### SOURCE PASSAGE ###

Note that the [aiogremlin](https://aiogremlin.readthedocs.io/en/latest/) example is notoriously
broken; that's presumably because the package lags behind the TinkerPop version quite a bit.

## Cypher support

With [Cypher for Gremlin](https://github.com/opencypher/cypher-for-gremlin) (Opencypher), you can query Janusgraph using
the Cypher query language originating from Neo4j.
This repo provides a configuration that installs the required plugins.

![Cypher for Gremlin](.readme/cypher-gremlin.svg)

Note that while the examples in this section work out of the box, some Java drivers will fail with
serialization issues such as `Encountered unregistered class ID: 65536`.
This happens especially in Gremlin- or Cypher-enabled applications that do not register JanusGraph's serializers,
e.g. in the Intellij [Graph Database support](https://plugins.jetbrains.com/plugin/8087-graph-database-support) plugin (see [this ticket](https://github.com/neueda/jetbrains-plugin-graph-database-support/issues/162)).

### SOURCE MATERIAL ###

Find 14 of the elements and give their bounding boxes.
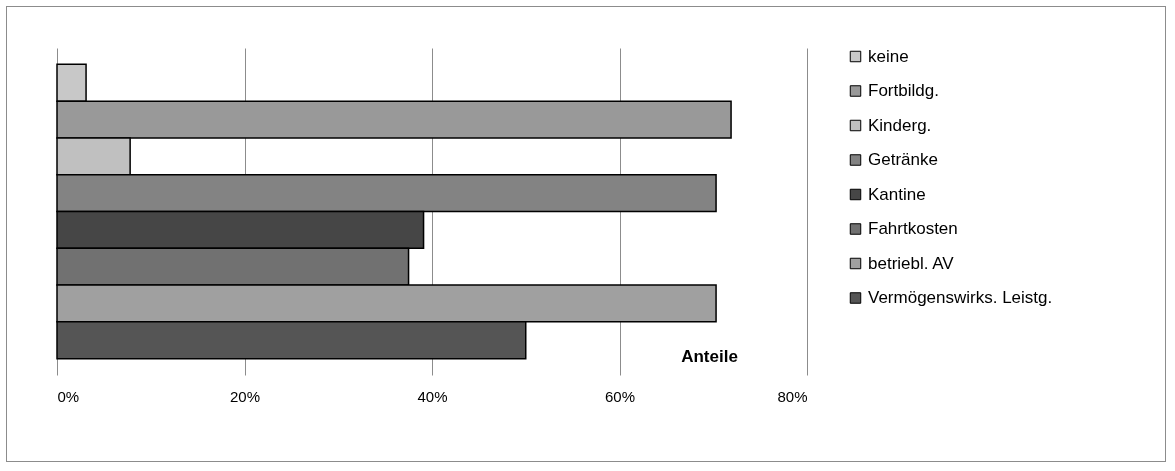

###

**WORK INSTRUCTIONS**
In the passage on querying JanusGraph with Cypher, what serialization error do some Java drivers produce?

**OUTPUT BELOW**
`Encountered unregistered class ID: 65536`